■ What is required
Return exactly the lines from the "Extract the structured" line through the last line of the entries below. Include no pictures.

■ Excerpted data
__________

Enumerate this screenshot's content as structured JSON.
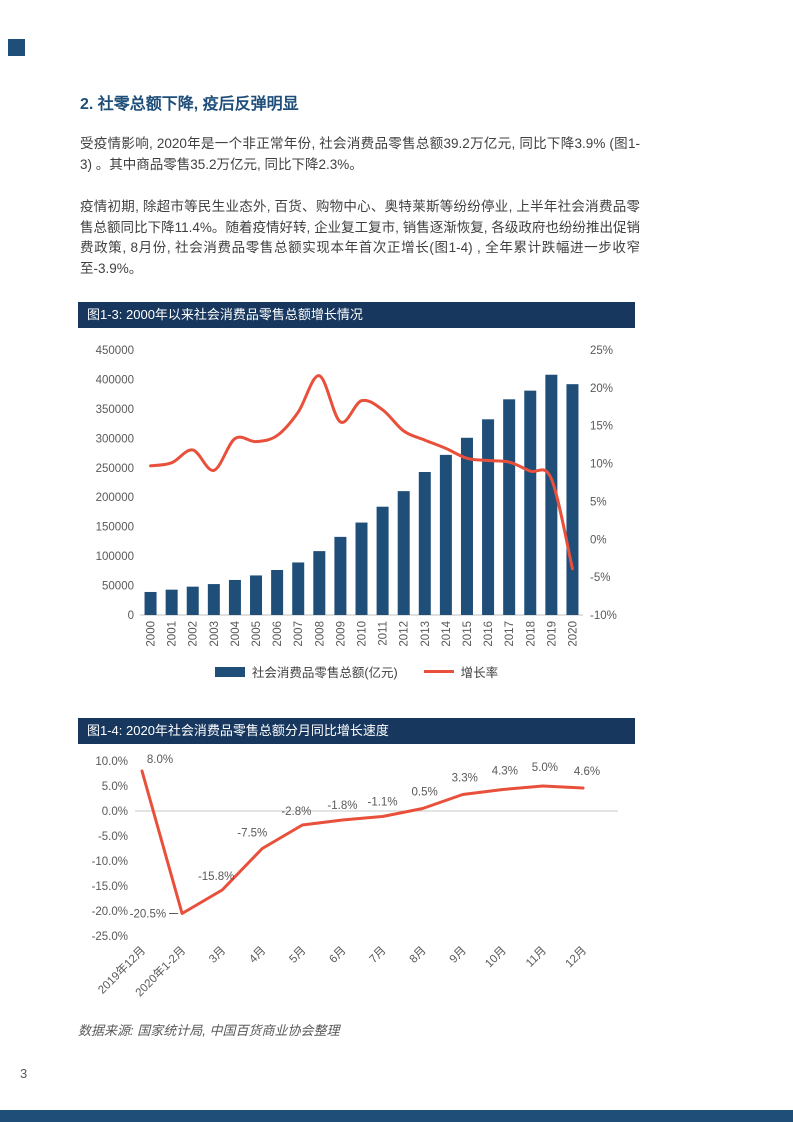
{
  "page": {
    "heading": "2. 社零总额下降, 疫后反弹明显",
    "paragraph1": "受疫情影响, 2020年是一个非正常年份, 社会消费品零售总额39.2万亿元, 同比下降3.9% (图1-3) 。其中商品零售35.2万亿元, 同比下降2.3%。",
    "paragraph2": "疫情初期, 除超市等民生业态外, 百货、购物中心、奥特莱斯等纷纷停业, 上半年社会消费品零售总额同比下降11.4%。随着疫情好转, 企业复工复市, 销售逐渐恢复, 各级政府也纷纷推出促销费政策, 8月份, 社会消费品零售总额实现本年首次正增长(图1-4) , 全年累计跌幅进一步收窄至-3.9%。",
    "source_note": "数据来源: 国家统计局, 中国百货商业协会整理",
    "page_number": "3"
  },
  "colors": {
    "navy": "#1F4E79",
    "titlebar_navy": "#17375E",
    "red": "#E8503C",
    "axis_gray": "#595959",
    "gridline_gray": "#C9C9C9",
    "axisline_gray": "#BFBFBF"
  },
  "chart_data": [
    {
      "type": "bar",
      "title": "图1-3: 2000年以来社会消费品零售总额增长情况",
      "categories": [
        "2000",
        "2001",
        "2002",
        "2003",
        "2004",
        "2005",
        "2006",
        "2007",
        "2008",
        "2009",
        "2010",
        "2011",
        "2012",
        "2013",
        "2014",
        "2015",
        "2016",
        "2017",
        "2018",
        "2019",
        "2020"
      ],
      "series": [
        {
          "name": "社会消费品零售总额(亿元)",
          "type": "bar",
          "color": "#1F4E79",
          "values": [
            39106,
            43055,
            48136,
            52516,
            59501,
            67177,
            76410,
            89210,
            108488,
            132678,
            156998,
            183919,
            210307,
            242843,
            271896,
            300931,
            332316,
            366262,
            380987,
            408017,
            391981
          ]
        },
        {
          "name": "增长率",
          "type": "line",
          "color": "#E8503C",
          "values": [
            9.7,
            10.1,
            11.8,
            9.1,
            13.3,
            12.9,
            13.7,
            16.8,
            21.6,
            15.5,
            18.3,
            17.1,
            14.3,
            13.1,
            12.0,
            10.7,
            10.4,
            10.2,
            9.0,
            8.0,
            -3.9
          ]
        }
      ],
      "left_axis": {
        "min": 0,
        "max": 450000,
        "step": 50000
      },
      "right_axis": {
        "min": -10,
        "max": 25,
        "step": 5,
        "suffix": "%"
      },
      "grid": false,
      "legend_position": "bottom"
    },
    {
      "type": "line",
      "title": "图1-4: 2020年社会消费品零售总额分月同比增长速度",
      "categories": [
        "2019年12月",
        "2020年1-2月",
        "3月",
        "4月",
        "5月",
        "6月",
        "7月",
        "8月",
        "9月",
        "10月",
        "11月",
        "12月"
      ],
      "values": [
        8.0,
        -20.5,
        -15.8,
        -7.5,
        -2.8,
        -1.8,
        -1.1,
        0.5,
        3.3,
        4.3,
        5.0,
        4.6
      ],
      "point_labels": [
        "8.0%",
        "-20.5%",
        "-15.8%",
        "-7.5%",
        "-2.8%",
        "-1.8%",
        "-1.1%",
        "0.5%",
        "3.3%",
        "4.3%",
        "5.0%",
        "4.6%"
      ],
      "y_axis": {
        "min": -25,
        "max": 10,
        "step": 5,
        "suffix": "%",
        "decimals": 1
      },
      "line_color": "#E8503C",
      "gridline_at": 0,
      "legend_position": "none"
    }
  ]
}
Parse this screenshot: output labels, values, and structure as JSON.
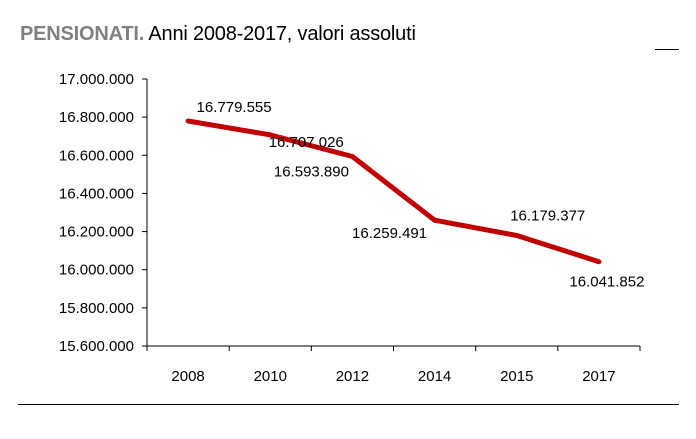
{
  "title": {
    "bold": "PENSIONATI.",
    "rest": "Anni 2008-2017, valori assoluti"
  },
  "colors": {
    "series": "#c00000",
    "title_bold": "#7f7f7f",
    "axis": "#000000"
  },
  "chart_data": {
    "type": "line",
    "categories": [
      "2008",
      "2010",
      "2012",
      "2014",
      "2015",
      "2017"
    ],
    "series": [
      {
        "values": [
          16779555,
          16707026,
          16593890,
          16259491,
          16179377,
          16041852
        ],
        "labels": [
          "16.779.555",
          "16.707.026",
          "16.593.890",
          "16.259.491",
          "16.179.377",
          "16.041.852"
        ]
      }
    ],
    "yticks": [
      15600000,
      15800000,
      16000000,
      16200000,
      16400000,
      16600000,
      16800000,
      17000000
    ],
    "ytick_labels": [
      "15.600.000",
      "15.800.000",
      "16.000.000",
      "16.200.000",
      "16.400.000",
      "16.600.000",
      "16.800.000",
      "17.000.000"
    ],
    "ylim": [
      15600000,
      17000000
    ],
    "grid": false,
    "legend": false
  }
}
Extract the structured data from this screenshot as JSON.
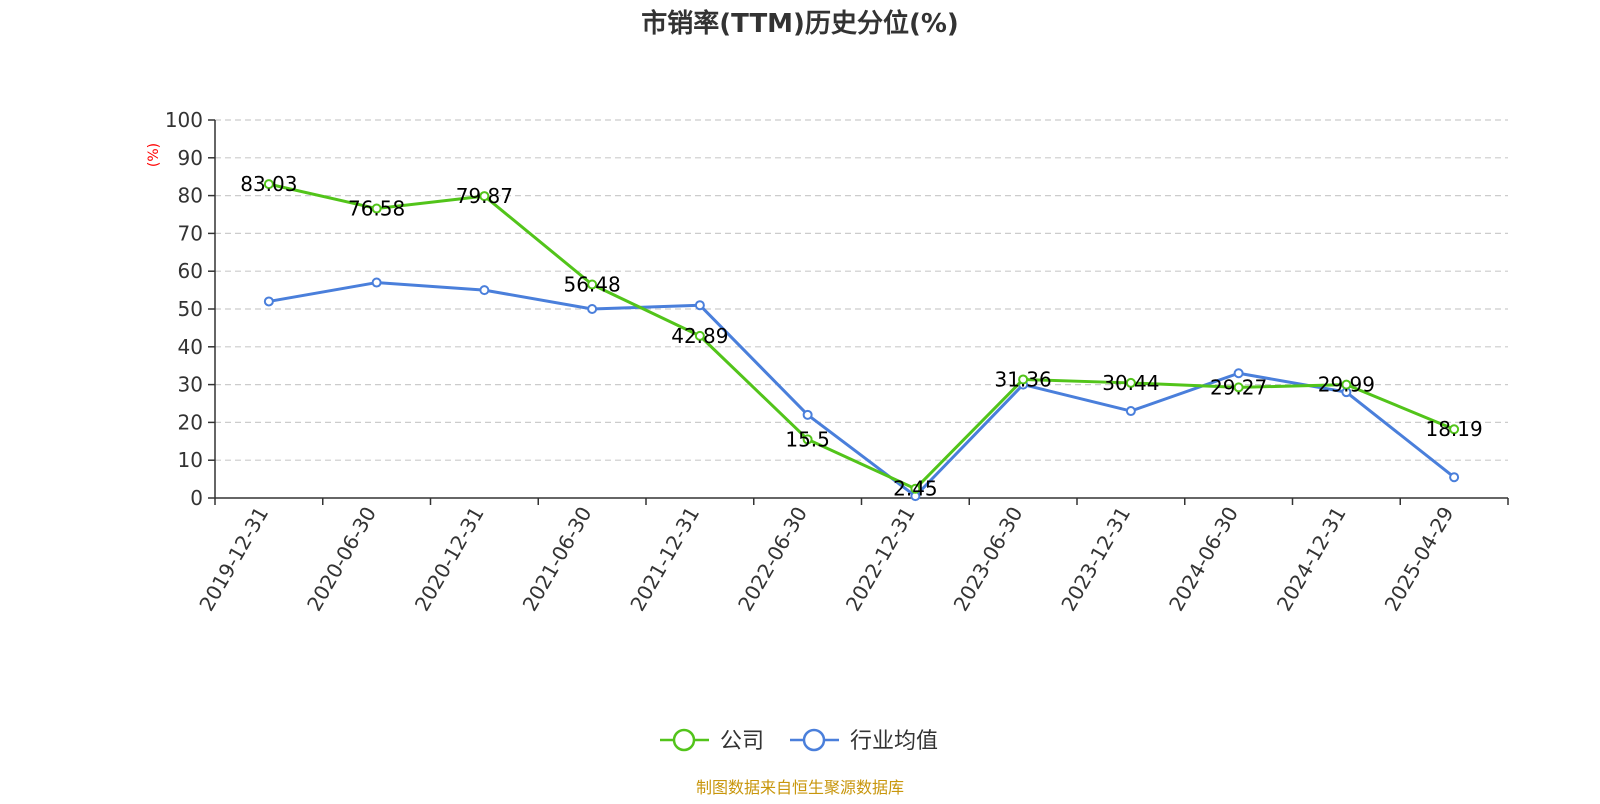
{
  "chart_data": {
    "type": "line",
    "title": "市销率(TTM)历史分位(%)",
    "ylabel": "(%)",
    "ylim": [
      0,
      100
    ],
    "y_ticks": [
      "0",
      "10",
      "20",
      "30",
      "40",
      "50",
      "60",
      "70",
      "80",
      "90",
      "100"
    ],
    "categories": [
      "2019-12-31",
      "2020-06-30",
      "2020-12-31",
      "2021-06-30",
      "2021-12-31",
      "2022-06-30",
      "2022-12-31",
      "2023-06-30",
      "2023-12-31",
      "2024-06-30",
      "2024-12-31",
      "2025-04-29"
    ],
    "grid": "horizontal dashed",
    "legend_position": "bottom-center",
    "series": [
      {
        "name": "公司",
        "color": "#52c41a",
        "values": [
          83.03,
          76.58,
          79.87,
          56.48,
          42.89,
          15.5,
          2.45,
          31.36,
          30.44,
          29.27,
          29.99,
          18.19
        ],
        "labels": [
          "83.03",
          "76.58",
          "79.87",
          "56.48",
          "42.89",
          "15.5",
          "2.45",
          "31.36",
          "30.44",
          "29.27",
          "29.99",
          "18.19"
        ]
      },
      {
        "name": "行业均值",
        "color": "#4a7fdb",
        "values": [
          52,
          57,
          55,
          50,
          51,
          22,
          0.5,
          30,
          23,
          33,
          28,
          5.5
        ]
      }
    ]
  },
  "footer": {
    "source": "制图数据来自恒生聚源数据库"
  }
}
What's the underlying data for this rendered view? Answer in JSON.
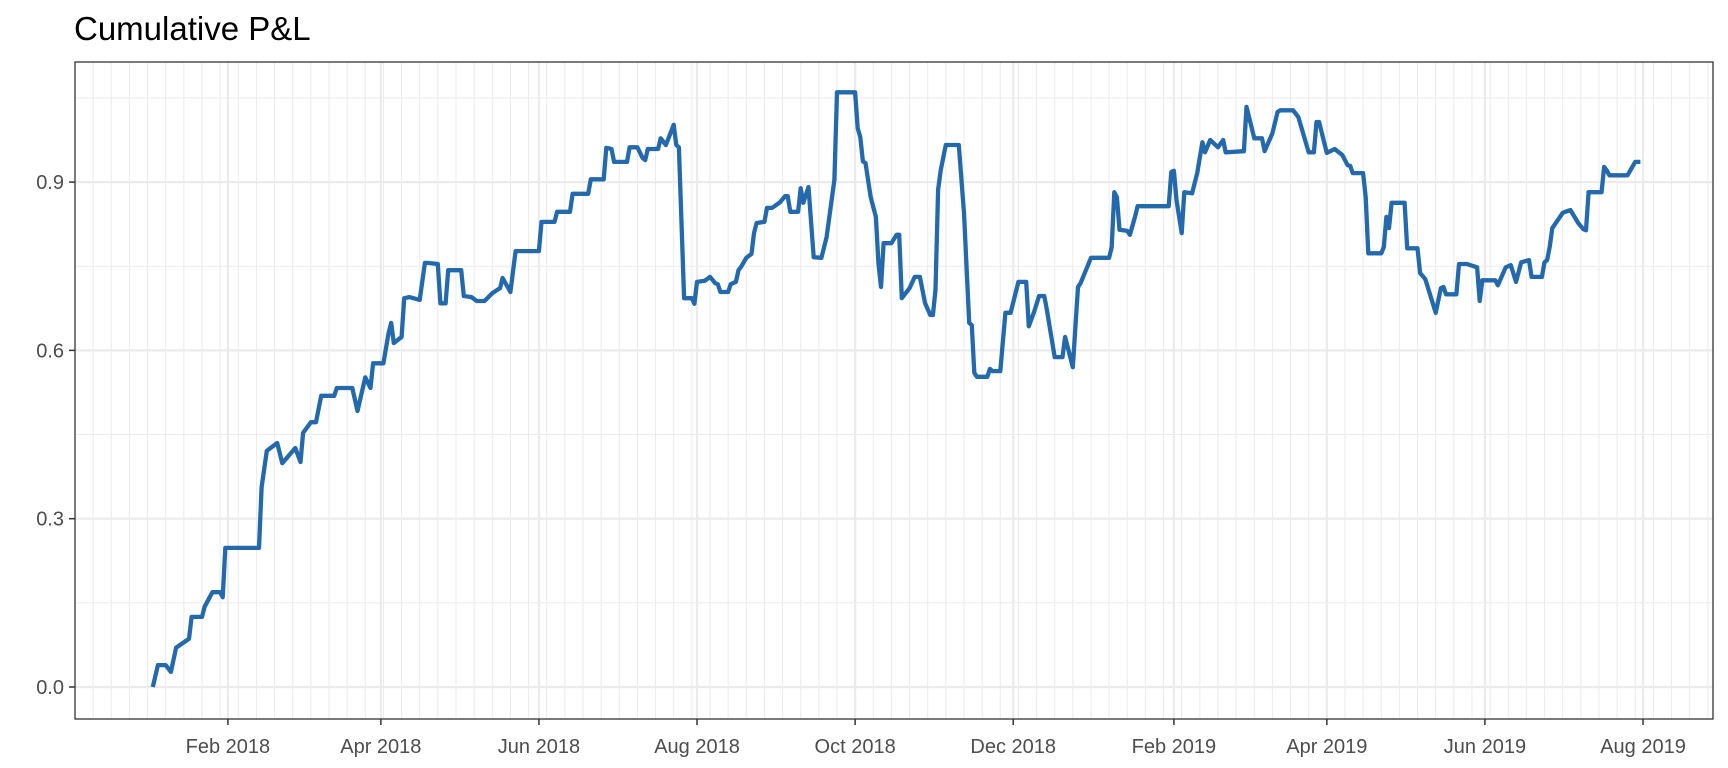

__________

■ Worked solution
Extract the structured data from this screenshot as JSON.
{
  "chart_data": {
    "type": "line",
    "title": "市销率(TTM)历史分位(%)",
    "ylabel": "(%)",
    "ylim": [
      0,
      100
    ],
    "y_ticks": [
      "0",
      "10",
      "20",
      "30",
      "40",
      "50",
      "60",
      "70",
      "80",
      "90",
      "100"
    ],
    "categories": [
      "2019-12-31",
      "2020-06-30",
      "2020-12-31",
      "2021-06-30",
      "2021-12-31",
      "2022-06-30",
      "2022-12-31",
      "2023-06-30",
      "2023-12-31",
      "2024-06-30",
      "2024-12-31",
      "2025-04-29"
    ],
    "grid": "horizontal dashed",
    "legend_position": "bottom-center",
    "series": [
      {
        "name": "公司",
        "color": "#52c41a",
        "values": [
          83.03,
          76.58,
          79.87,
          56.48,
          42.89,
          15.5,
          2.45,
          31.36,
          30.44,
          29.27,
          29.99,
          18.19
        ],
        "labels": [
          "83.03",
          "76.58",
          "79.87",
          "56.48",
          "42.89",
          "15.5",
          "2.45",
          "31.36",
          "30.44",
          "29.27",
          "29.99",
          "18.19"
        ]
      },
      {
        "name": "行业均值",
        "color": "#4a7fdb",
        "values": [
          52,
          57,
          55,
          50,
          51,
          22,
          0.5,
          30,
          23,
          33,
          28,
          5.5
        ]
      }
    ]
  },
  "footer": {
    "source": "制图数据来自恒生聚源数据库"
  }
}
What's the underlying data for this rendered view? Answer in JSON.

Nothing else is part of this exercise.